-- Begin Data entries --

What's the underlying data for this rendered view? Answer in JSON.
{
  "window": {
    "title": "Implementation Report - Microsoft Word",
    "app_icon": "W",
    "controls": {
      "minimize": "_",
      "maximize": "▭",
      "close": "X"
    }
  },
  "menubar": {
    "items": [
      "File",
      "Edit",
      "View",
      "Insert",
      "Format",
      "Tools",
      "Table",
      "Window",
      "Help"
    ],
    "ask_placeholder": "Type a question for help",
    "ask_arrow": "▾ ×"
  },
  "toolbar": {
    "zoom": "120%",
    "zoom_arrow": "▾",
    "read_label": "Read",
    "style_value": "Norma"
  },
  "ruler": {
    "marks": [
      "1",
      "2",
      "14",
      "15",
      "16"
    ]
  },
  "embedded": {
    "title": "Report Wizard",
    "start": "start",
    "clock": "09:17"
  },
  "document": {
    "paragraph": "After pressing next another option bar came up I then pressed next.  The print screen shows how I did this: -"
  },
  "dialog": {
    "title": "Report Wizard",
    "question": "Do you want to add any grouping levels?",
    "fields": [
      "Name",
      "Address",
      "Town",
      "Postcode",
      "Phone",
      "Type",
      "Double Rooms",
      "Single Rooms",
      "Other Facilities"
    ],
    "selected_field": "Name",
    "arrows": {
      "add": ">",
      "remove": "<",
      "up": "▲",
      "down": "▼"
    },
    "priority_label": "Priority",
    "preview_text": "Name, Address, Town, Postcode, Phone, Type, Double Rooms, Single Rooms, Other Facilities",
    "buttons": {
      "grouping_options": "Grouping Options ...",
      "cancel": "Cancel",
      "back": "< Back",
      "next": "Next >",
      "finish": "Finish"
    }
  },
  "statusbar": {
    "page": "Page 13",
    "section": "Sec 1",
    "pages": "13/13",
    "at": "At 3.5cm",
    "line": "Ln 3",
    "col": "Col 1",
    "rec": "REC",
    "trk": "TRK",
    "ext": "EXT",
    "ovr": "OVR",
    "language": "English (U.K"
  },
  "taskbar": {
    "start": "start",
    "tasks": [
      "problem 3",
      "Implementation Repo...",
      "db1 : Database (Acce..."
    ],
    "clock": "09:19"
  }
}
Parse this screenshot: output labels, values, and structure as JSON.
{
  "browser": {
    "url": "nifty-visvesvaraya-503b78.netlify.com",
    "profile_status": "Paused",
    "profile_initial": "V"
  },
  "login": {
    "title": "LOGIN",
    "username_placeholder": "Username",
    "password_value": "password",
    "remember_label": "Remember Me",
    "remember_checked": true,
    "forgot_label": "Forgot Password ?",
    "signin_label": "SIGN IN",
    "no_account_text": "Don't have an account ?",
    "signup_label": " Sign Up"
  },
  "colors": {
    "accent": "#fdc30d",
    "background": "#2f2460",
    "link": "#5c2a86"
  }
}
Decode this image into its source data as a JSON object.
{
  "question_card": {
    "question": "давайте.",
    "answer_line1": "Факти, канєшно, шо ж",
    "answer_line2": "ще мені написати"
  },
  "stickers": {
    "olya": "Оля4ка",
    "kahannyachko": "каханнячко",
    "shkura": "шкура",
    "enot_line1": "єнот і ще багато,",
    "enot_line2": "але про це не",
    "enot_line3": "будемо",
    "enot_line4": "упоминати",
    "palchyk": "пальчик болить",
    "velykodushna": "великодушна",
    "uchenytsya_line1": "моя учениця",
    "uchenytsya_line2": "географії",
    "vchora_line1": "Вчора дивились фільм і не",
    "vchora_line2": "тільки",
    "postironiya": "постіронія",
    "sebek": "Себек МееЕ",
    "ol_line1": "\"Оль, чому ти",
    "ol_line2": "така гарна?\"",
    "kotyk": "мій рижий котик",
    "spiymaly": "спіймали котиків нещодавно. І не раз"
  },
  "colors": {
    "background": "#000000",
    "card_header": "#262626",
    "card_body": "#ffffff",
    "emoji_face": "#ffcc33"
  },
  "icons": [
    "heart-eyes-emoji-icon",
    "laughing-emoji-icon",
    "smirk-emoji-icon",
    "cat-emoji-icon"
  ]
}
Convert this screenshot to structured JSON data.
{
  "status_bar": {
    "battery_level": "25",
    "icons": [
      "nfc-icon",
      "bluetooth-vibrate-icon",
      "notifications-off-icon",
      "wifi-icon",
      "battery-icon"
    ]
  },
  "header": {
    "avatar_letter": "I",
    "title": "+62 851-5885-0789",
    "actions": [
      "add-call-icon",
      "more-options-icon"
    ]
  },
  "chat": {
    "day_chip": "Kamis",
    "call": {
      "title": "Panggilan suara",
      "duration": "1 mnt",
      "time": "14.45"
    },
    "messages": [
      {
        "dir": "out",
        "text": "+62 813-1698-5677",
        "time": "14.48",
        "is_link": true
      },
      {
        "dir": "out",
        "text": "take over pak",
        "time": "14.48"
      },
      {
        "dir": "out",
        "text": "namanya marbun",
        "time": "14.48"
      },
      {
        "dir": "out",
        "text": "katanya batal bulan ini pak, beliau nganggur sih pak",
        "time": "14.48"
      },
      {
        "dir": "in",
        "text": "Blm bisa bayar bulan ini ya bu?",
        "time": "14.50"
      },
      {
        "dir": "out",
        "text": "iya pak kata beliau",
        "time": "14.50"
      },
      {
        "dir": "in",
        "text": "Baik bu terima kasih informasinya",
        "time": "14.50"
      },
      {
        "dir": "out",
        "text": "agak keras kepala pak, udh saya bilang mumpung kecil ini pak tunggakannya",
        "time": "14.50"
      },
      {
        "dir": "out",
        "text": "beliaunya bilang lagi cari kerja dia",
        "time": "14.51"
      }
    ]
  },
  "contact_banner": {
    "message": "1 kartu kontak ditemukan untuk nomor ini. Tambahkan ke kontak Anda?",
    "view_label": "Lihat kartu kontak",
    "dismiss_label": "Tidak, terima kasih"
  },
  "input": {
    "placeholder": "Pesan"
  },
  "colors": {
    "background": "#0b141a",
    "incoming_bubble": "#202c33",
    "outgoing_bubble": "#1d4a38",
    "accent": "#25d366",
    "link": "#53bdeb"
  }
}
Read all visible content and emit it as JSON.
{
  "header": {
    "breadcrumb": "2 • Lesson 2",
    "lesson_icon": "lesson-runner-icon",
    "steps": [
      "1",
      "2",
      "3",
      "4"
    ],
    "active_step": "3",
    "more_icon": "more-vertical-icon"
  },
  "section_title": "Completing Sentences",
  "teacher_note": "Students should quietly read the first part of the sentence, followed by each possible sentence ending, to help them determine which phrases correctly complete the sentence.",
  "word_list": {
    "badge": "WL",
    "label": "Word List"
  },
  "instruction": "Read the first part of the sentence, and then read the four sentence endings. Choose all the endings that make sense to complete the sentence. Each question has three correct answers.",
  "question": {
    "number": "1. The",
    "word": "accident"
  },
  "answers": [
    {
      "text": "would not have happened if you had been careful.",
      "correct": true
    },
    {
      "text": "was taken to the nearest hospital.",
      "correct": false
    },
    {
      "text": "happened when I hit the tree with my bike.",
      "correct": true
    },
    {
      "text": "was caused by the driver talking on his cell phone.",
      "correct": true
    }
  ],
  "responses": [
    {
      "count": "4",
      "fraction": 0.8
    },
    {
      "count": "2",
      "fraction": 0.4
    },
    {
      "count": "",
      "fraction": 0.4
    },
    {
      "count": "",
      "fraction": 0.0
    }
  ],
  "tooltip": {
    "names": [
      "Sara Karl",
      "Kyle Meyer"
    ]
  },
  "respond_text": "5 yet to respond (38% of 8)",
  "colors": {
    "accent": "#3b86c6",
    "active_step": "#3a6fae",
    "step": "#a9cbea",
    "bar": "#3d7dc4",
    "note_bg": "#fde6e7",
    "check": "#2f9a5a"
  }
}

-- End Data entries --

→ The task
Write out every record verbatim.

→ Result
What's the underlying data for this rendered view? Answer in JSON.
{
  "window": {
    "title": "Implementation Report - Microsoft Word",
    "app_icon": "W",
    "controls": {
      "minimize": "_",
      "maximize": "▭",
      "close": "X"
    }
  },
  "menubar": {
    "items": [
      "File",
      "Edit",
      "View",
      "Insert",
      "Format",
      "Tools",
      "Table",
      "Window",
      "Help"
    ],
    "ask_placeholder": "Type a question for help",
    "ask_arrow": "▾ ×"
  },
  "toolbar": {
    "zoom": "120%",
    "zoom_arrow": "▾",
    "read_label": "Read",
    "style_value": "Norma"
  },
  "ruler": {
    "marks": [
      "1",
      "2",
      "14",
      "15",
      "16"
    ]
  },
  "embedded": {
    "title": "Report Wizard",
    "start": "start",
    "clock": "09:17"
  },
  "document": {
    "paragraph": "After pressing next another option bar came up I then pressed next.  The print screen shows how I did this: -"
  },
  "dialog": {
    "title": "Report Wizard",
    "question": "Do you want to add any grouping levels?",
    "fields": [
      "Name",
      "Address",
      "Town",
      "Postcode",
      "Phone",
      "Type",
      "Double Rooms",
      "Single Rooms",
      "Other Facilities"
    ],
    "selected_field": "Name",
    "arrows": {
      "add": ">",
      "remove": "<",
      "up": "▲",
      "down": "▼"
    },
    "priority_label": "Priority",
    "preview_text": "Name, Address, Town, Postcode, Phone, Type, Double Rooms, Single Rooms, Other Facilities",
    "buttons": {
      "grouping_options": "Grouping Options ...",
      "cancel": "Cancel",
      "back": "< Back",
      "next": "Next >",
      "finish": "Finish"
    }
  },
  "statusbar": {
    "page": "Page 13",
    "section": "Sec 1",
    "pages": "13/13",
    "at": "At 3.5cm",
    "line": "Ln 3",
    "col": "Col 1",
    "rec": "REC",
    "trk": "TRK",
    "ext": "EXT",
    "ovr": "OVR",
    "language": "English (U.K"
  },
  "taskbar": {
    "start": "start",
    "tasks": [
      "problem 3",
      "Implementation Repo...",
      "db1 : Database (Acce..."
    ],
    "clock": "09:19"
  }
}
Parse this screenshot: output labels, values, and structure as JSON.
{
  "browser": {
    "url": "nifty-visvesvaraya-503b78.netlify.com",
    "profile_status": "Paused",
    "profile_initial": "V"
  },
  "login": {
    "title": "LOGIN",
    "username_placeholder": "Username",
    "password_value": "password",
    "remember_label": "Remember Me",
    "remember_checked": true,
    "forgot_label": "Forgot Password ?",
    "signin_label": "SIGN IN",
    "no_account_text": "Don't have an account ?",
    "signup_label": " Sign Up"
  },
  "colors": {
    "accent": "#fdc30d",
    "background": "#2f2460",
    "link": "#5c2a86"
  }
}
Decode this image into its source data as a JSON object.
{
  "question_card": {
    "question": "давайте.",
    "answer_line1": "Факти, канєшно, шо ж",
    "answer_line2": "ще мені написати"
  },
  "stickers": {
    "olya": "Оля4ка",
    "kahannyachko": "каханнячко",
    "shkura": "шкура",
    "enot_line1": "єнот і ще багато,",
    "enot_line2": "але про це не",
    "enot_line3": "будемо",
    "enot_line4": "упоминати",
    "palchyk": "пальчик болить",
    "velykodushna": "великодушна",
    "uchenytsya_line1": "моя учениця",
    "uchenytsya_line2": "географії",
    "vchora_line1": "Вчора дивились фільм і не",
    "vchora_line2": "тільки",
    "postironiya": "постіронія",
    "sebek": "Себек МееЕ",
    "ol_line1": "\"Оль, чому ти",
    "ol_line2": "така гарна?\"",
    "kotyk": "мій рижий котик",
    "spiymaly": "спіймали котиків нещодавно. І не раз"
  },
  "colors": {
    "background": "#000000",
    "card_header": "#262626",
    "card_body": "#ffffff",
    "emoji_face": "#ffcc33"
  },
  "icons": [
    "heart-eyes-emoji-icon",
    "laughing-emoji-icon",
    "smirk-emoji-icon",
    "cat-emoji-icon"
  ]
}
Convert this screenshot to structured JSON data.
{
  "status_bar": {
    "battery_level": "25",
    "icons": [
      "nfc-icon",
      "bluetooth-vibrate-icon",
      "notifications-off-icon",
      "wifi-icon",
      "battery-icon"
    ]
  },
  "header": {
    "avatar_letter": "I",
    "title": "+62 851-5885-0789",
    "actions": [
      "add-call-icon",
      "more-options-icon"
    ]
  },
  "chat": {
    "day_chip": "Kamis",
    "call": {
      "title": "Panggilan suara",
      "duration": "1 mnt",
      "time": "14.45"
    },
    "messages": [
      {
        "dir": "out",
        "text": "+62 813-1698-5677",
        "time": "14.48",
        "is_link": true
      },
      {
        "dir": "out",
        "text": "take over pak",
        "time": "14.48"
      },
      {
        "dir": "out",
        "text": "namanya marbun",
        "time": "14.48"
      },
      {
        "dir": "out",
        "text": "katanya batal bulan ini pak, beliau nganggur sih pak",
        "time": "14.48"
      },
      {
        "dir": "in",
        "text": "Blm bisa bayar bulan ini ya bu?",
        "time": "14.50"
      },
      {
        "dir": "out",
        "text": "iya pak kata beliau",
        "time": "14.50"
      },
      {
        "dir": "in",
        "text": "Baik bu terima kasih informasinya",
        "time": "14.50"
      },
      {
        "dir": "out",
        "text": "agak keras kepala pak, udh saya bilang mumpung kecil ini pak tunggakannya",
        "time": "14.50"
      },
      {
        "dir": "out",
        "text": "beliaunya bilang lagi cari kerja dia",
        "time": "14.51"
      }
    ]
  },
  "contact_banner": {
    "message": "1 kartu kontak ditemukan untuk nomor ini. Tambahkan ke kontak Anda?",
    "view_label": "Lihat kartu kontak",
    "dismiss_label": "Tidak, terima kasih"
  },
  "input": {
    "placeholder": "Pesan"
  },
  "colors": {
    "background": "#0b141a",
    "incoming_bubble": "#202c33",
    "outgoing_bubble": "#1d4a38",
    "accent": "#25d366",
    "link": "#53bdeb"
  }
}
Read all visible content and emit it as JSON.
{
  "header": {
    "breadcrumb": "2 • Lesson 2",
    "lesson_icon": "lesson-runner-icon",
    "steps": [
      "1",
      "2",
      "3",
      "4"
    ],
    "active_step": "3",
    "more_icon": "more-vertical-icon"
  },
  "section_title": "Completing Sentences",
  "teacher_note": "Students should quietly read the first part of the sentence, followed by each possible sentence ending, to help them determine which phrases correctly complete the sentence.",
  "word_list": {
    "badge": "WL",
    "label": "Word List"
  },
  "instruction": "Read the first part of the sentence, and then read the four sentence endings. Choose all the endings that make sense to complete the sentence. Each question has three correct answers.",
  "question": {
    "number": "1. The",
    "word": "accident"
  },
  "answers": [
    {
      "text": "would not have happened if you had been careful.",
      "correct": true
    },
    {
      "text": "was taken to the nearest hospital.",
      "correct": false
    },
    {
      "text": "happened when I hit the tree with my bike.",
      "correct": true
    },
    {
      "text": "was caused by the driver talking on his cell phone.",
      "correct": true
    }
  ],
  "responses": [
    {
      "count": "4",
      "fraction": 0.8
    },
    {
      "count": "2",
      "fraction": 0.4
    },
    {
      "count": "",
      "fraction": 0.4
    },
    {
      "count": "",
      "fraction": 0.0
    }
  ],
  "tooltip": {
    "names": [
      "Sara Karl",
      "Kyle Meyer"
    ]
  },
  "respond_text": "5 yet to respond (38% of 8)",
  "colors": {
    "accent": "#3b86c6",
    "active_step": "#3a6fae",
    "step": "#a9cbea",
    "bar": "#3d7dc4",
    "note_bg": "#fde6e7",
    "check": "#2f9a5a"
  }
}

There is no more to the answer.